--- Begin Extracted data ---
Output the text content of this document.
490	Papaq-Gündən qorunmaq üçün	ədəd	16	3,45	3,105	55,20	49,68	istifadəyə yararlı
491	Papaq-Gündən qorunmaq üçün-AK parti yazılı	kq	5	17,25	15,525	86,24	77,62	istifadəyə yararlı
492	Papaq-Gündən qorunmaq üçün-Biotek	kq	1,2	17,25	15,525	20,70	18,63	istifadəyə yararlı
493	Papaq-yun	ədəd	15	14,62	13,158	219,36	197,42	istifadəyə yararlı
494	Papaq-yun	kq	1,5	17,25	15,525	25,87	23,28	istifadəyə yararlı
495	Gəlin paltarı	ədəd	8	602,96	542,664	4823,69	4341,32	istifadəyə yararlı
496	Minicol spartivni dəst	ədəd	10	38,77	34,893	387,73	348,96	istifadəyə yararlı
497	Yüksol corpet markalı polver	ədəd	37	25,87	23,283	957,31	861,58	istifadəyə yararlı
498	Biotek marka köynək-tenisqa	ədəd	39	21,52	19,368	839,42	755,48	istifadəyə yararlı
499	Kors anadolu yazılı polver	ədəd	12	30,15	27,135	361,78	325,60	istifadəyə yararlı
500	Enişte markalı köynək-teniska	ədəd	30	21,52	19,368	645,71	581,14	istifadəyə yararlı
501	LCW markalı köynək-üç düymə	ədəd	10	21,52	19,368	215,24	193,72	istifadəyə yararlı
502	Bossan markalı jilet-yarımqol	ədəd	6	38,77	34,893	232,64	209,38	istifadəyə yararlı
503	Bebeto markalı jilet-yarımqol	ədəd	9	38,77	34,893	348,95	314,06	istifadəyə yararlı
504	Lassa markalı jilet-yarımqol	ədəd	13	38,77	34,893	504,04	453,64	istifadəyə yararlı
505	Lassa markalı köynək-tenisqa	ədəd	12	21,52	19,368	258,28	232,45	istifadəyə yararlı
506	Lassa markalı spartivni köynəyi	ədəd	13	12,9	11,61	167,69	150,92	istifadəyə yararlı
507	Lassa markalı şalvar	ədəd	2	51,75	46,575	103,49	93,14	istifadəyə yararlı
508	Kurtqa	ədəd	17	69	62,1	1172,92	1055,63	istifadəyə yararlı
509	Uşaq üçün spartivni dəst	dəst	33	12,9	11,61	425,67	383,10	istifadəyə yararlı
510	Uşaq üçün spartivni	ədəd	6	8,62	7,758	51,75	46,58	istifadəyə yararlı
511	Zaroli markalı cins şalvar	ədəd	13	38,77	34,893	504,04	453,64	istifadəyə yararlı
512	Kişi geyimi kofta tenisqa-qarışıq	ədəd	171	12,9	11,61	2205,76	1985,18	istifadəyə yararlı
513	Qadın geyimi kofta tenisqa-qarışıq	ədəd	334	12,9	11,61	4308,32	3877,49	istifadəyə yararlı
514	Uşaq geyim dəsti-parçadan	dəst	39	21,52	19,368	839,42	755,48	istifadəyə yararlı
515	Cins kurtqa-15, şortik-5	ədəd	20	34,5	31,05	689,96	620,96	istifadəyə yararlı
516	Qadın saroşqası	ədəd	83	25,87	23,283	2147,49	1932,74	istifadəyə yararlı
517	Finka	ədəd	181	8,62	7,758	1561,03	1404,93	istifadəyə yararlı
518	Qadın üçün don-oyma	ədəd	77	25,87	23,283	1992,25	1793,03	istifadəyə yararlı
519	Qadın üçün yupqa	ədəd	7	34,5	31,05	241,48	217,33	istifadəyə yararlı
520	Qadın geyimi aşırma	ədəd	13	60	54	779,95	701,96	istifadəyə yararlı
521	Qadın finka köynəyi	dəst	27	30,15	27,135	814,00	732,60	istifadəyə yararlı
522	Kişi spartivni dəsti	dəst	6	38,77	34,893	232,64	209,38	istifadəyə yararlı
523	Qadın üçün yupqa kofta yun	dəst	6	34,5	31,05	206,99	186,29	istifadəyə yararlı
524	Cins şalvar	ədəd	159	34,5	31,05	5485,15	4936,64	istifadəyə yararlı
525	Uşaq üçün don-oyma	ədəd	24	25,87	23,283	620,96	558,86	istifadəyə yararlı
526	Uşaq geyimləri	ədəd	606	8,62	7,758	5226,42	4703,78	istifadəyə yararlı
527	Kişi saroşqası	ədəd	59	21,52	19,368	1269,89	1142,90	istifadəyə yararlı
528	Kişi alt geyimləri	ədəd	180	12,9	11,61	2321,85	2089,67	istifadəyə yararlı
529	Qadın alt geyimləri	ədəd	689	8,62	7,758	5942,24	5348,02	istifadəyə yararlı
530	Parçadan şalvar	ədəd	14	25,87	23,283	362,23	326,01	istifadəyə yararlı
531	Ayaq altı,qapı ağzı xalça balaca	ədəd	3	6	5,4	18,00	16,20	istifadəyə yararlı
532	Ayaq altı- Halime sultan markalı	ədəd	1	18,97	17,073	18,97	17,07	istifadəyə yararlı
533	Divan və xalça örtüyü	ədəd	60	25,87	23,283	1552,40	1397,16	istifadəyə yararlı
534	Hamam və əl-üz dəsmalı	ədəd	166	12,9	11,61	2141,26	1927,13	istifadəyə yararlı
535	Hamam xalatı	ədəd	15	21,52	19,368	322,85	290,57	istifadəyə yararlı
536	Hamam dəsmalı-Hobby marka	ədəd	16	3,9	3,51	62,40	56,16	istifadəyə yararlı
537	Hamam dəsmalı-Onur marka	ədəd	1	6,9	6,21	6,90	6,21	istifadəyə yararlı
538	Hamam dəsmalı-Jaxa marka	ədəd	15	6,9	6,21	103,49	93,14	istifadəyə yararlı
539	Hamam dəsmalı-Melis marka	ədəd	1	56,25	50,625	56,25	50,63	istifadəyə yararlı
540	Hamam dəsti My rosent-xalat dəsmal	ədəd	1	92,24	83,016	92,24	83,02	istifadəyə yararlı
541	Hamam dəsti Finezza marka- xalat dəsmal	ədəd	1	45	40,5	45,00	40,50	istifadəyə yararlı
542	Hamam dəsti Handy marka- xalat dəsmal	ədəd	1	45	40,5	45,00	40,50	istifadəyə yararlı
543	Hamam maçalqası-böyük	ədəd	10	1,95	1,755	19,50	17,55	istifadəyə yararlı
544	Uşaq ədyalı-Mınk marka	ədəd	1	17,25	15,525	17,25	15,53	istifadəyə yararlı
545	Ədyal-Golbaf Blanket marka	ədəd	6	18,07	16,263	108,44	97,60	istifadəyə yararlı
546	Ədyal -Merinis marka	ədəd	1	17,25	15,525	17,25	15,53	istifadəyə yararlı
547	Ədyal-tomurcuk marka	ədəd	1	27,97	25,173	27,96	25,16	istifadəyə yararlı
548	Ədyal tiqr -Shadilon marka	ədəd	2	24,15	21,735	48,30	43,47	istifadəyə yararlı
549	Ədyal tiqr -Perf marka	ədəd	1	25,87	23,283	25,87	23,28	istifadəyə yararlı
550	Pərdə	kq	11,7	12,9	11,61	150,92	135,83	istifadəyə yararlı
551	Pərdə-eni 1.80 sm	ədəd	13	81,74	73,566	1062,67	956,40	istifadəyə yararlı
--- End Extracted data ---
**Goal:** All of the data must be returned exactly.

**Exercise output:**
Output the text content of this document.
490	Papaq-Gündən qorunmaq üçün	ədəd	16	3,45	3,105	55,20	49,68	istifadəyə yararlı
491	Papaq-Gündən qorunmaq üçün-AK parti yazılı	kq	5	17,25	15,525	86,24	77,62	istifadəyə yararlı
492	Papaq-Gündən qorunmaq üçün-Biotek	kq	1,2	17,25	15,525	20,70	18,63	istifadəyə yararlı
493	Papaq-yun	ədəd	15	14,62	13,158	219,36	197,42	istifadəyə yararlı
494	Papaq-yun	kq	1,5	17,25	15,525	25,87	23,28	istifadəyə yararlı
495	Gəlin paltarı	ədəd	8	602,96	542,664	4823,69	4341,32	istifadəyə yararlı
496	Minicol spartivni dəst	ədəd	10	38,77	34,893	387,73	348,96	istifadəyə yararlı
497	Yüksol corpet markalı polver	ədəd	37	25,87	23,283	957,31	861,58	istifadəyə yararlı
498	Biotek marka köynək-tenisqa	ədəd	39	21,52	19,368	839,42	755,48	istifadəyə yararlı
499	Kors anadolu yazılı polver	ədəd	12	30,15	27,135	361,78	325,60	istifadəyə yararlı
500	Enişte markalı köynək-teniska	ədəd	30	21,52	19,368	645,71	581,14	istifadəyə yararlı
501	LCW markalı köynək-üç düymə	ədəd	10	21,52	19,368	215,24	193,72	istifadəyə yararlı
502	Bossan markalı jilet-yarımqol	ədəd	6	38,77	34,893	232,64	209,38	istifadəyə yararlı
503	Bebeto markalı jilet-yarımqol	ədəd	9	38,77	34,893	348,95	314,06	istifadəyə yararlı
504	Lassa markalı jilet-yarımqol	ədəd	13	38,77	34,893	504,04	453,64	istifadəyə yararlı
505	Lassa markalı köynək-tenisqa	ədəd	12	21,52	19,368	258,28	232,45	istifadəyə yararlı
506	Lassa markalı spartivni köynəyi	ədəd	13	12,9	11,61	167,69	150,92	istifadəyə yararlı
507	Lassa markalı şalvar	ədəd	2	51,75	46,575	103,49	93,14	istifadəyə yararlı
508	Kurtqa	ədəd	17	69	62,1	1172,92	1055,63	istifadəyə yararlı
509	Uşaq üçün spartivni dəst	dəst	33	12,9	11,61	425,67	383,10	istifadəyə yararlı
510	Uşaq üçün spartivni	ədəd	6	8,62	7,758	51,75	46,58	istifadəyə yararlı
511	Zaroli markalı cins şalvar	ədəd	13	38,77	34,893	504,04	453,64	istifadəyə yararlı
512	Kişi geyimi kofta tenisqa-qarışıq	ədəd	171	12,9	11,61	2205,76	1985,18	istifadəyə yararlı
513	Qadın geyimi kofta tenisqa-qarışıq	ədəd	334	12,9	11,61	4308,32	3877,49	istifadəyə yararlı
514	Uşaq geyim dəsti-parçadan	dəst	39	21,52	19,368	839,42	755,48	istifadəyə yararlı
515	Cins kurtqa-15, şortik-5	ədəd	20	34,5	31,05	689,96	620,96	istifadəyə yararlı
516	Qadın saroşqası	ədəd	83	25,87	23,283	2147,49	1932,74	istifadəyə yararlı
517	Finka	ədəd	181	8,62	7,758	1561,03	1404,93	istifadəyə yararlı
518	Qadın üçün don-oyma	ədəd	77	25,87	23,283	1992,25	1793,03	istifadəyə yararlı
519	Qadın üçün yupqa	ədəd	7	34,5	31,05	241,48	217,33	istifadəyə yararlı
520	Qadın geyimi aşırma	ədəd	13	60	54	779,95	701,96	istifadəyə yararlı
521	Qadın finka köynəyi	dəst	27	30,15	27,135	814,00	732,60	istifadəyə yararlı
522	Kişi spartivni dəsti	dəst	6	38,77	34,893	232,64	209,38	istifadəyə yararlı
523	Qadın üçün yupqa kofta yun	dəst	6	34,5	31,05	206,99	186,29	istifadəyə yararlı
524	Cins şalvar	ədəd	159	34,5	31,05	5485,15	4936,64	istifadəyə yararlı
525	Uşaq üçün don-oyma	ədəd	24	25,87	23,283	620,96	558,86	istifadəyə yararlı
526	Uşaq geyimləri	ədəd	606	8,62	7,758	5226,42	4703,78	istifadəyə yararlı
527	Kişi saroşqası	ədəd	59	21,52	19,368	1269,89	1142,90	istifadəyə yararlı
528	Kişi alt geyimləri	ədəd	180	12,9	11,61	2321,85	2089,67	istifadəyə yararlı
529	Qadın alt geyimləri	ədəd	689	8,62	7,758	5942,24	5348,02	istifadəyə yararlı
530	Parçadan şalvar	ədəd	14	25,87	23,283	362,23	326,01	istifadəyə yararlı
531	Ayaq altı,qapı ağzı xalça balaca	ədəd	3	6	5,4	18,00	16,20	istifadəyə yararlı
532	Ayaq altı- Halime sultan markalı	ədəd	1	18,97	17,073	18,97	17,07	istifadəyə yararlı
533	Divan və xalça örtüyü	ədəd	60	25,87	23,283	1552,40	1397,16	istifadəyə yararlı
534	Hamam və əl-üz dəsmalı	ədəd	166	12,9	11,61	2141,26	1927,13	istifadəyə yararlı
535	Hamam xalatı	ədəd	15	21,52	19,368	322,85	290,57	istifadəyə yararlı
536	Hamam dəsmalı-Hobby marka	ədəd	16	3,9	3,51	62,40	56,16	istifadəyə yararlı
537	Hamam dəsmalı-Onur marka	ədəd	1	6,9	6,21	6,90	6,21	istifadəyə yararlı
538	Hamam dəsmalı-Jaxa marka	ədəd	15	6,9	6,21	103,49	93,14	istifadəyə yararlı
539	Hamam dəsmalı-Melis marka	ədəd	1	56,25	50,625	56,25	50,63	istifadəyə yararlı
540	Hamam dəsti My rosent-xalat dəsmal	ədəd	1	92,24	83,016	92,24	83,02	istifadəyə yararlı
541	Hamam dəsti Finezza marka- xalat dəsmal	ədəd	1	45	40,5	45,00	40,50	istifadəyə yararlı
542	Hamam dəsti Handy marka- xalat dəsmal	ədəd	1	45	40,5	45,00	40,50	istifadəyə yararlı
543	Hamam maçalqası-böyük	ədəd	10	1,95	1,755	19,50	17,55	istifadəyə yararlı
544	Uşaq ədyalı-Mınk marka	ədəd	1	17,25	15,525	17,25	15,53	istifadəyə yararlı
545	Ədyal-Golbaf Blanket marka	ədəd	6	18,07	16,263	108,44	97,60	istifadəyə yararlı
546	Ədyal -Merinis marka	ədəd	1	17,25	15,525	17,25	15,53	istifadəyə yararlı
547	Ədyal-tomurcuk marka	ədəd	1	27,97	25,173	27,96	25,16	istifadəyə yararlı
548	Ədyal tiqr -Shadilon marka	ədəd	2	24,15	21,735	48,30	43,47	istifadəyə yararlı
549	Ədyal tiqr -Perf marka	ədəd	1	25,87	23,283	25,87	23,28	istifadəyə yararlı
550	Pərdə	kq	11,7	12,9	11,61	150,92	135,83	istifadəyə yararlı
551	Pərdə-eni 1.80 sm	ədəd	13	81,74	73,566	1062,67	956,40	istifadəyə yararlı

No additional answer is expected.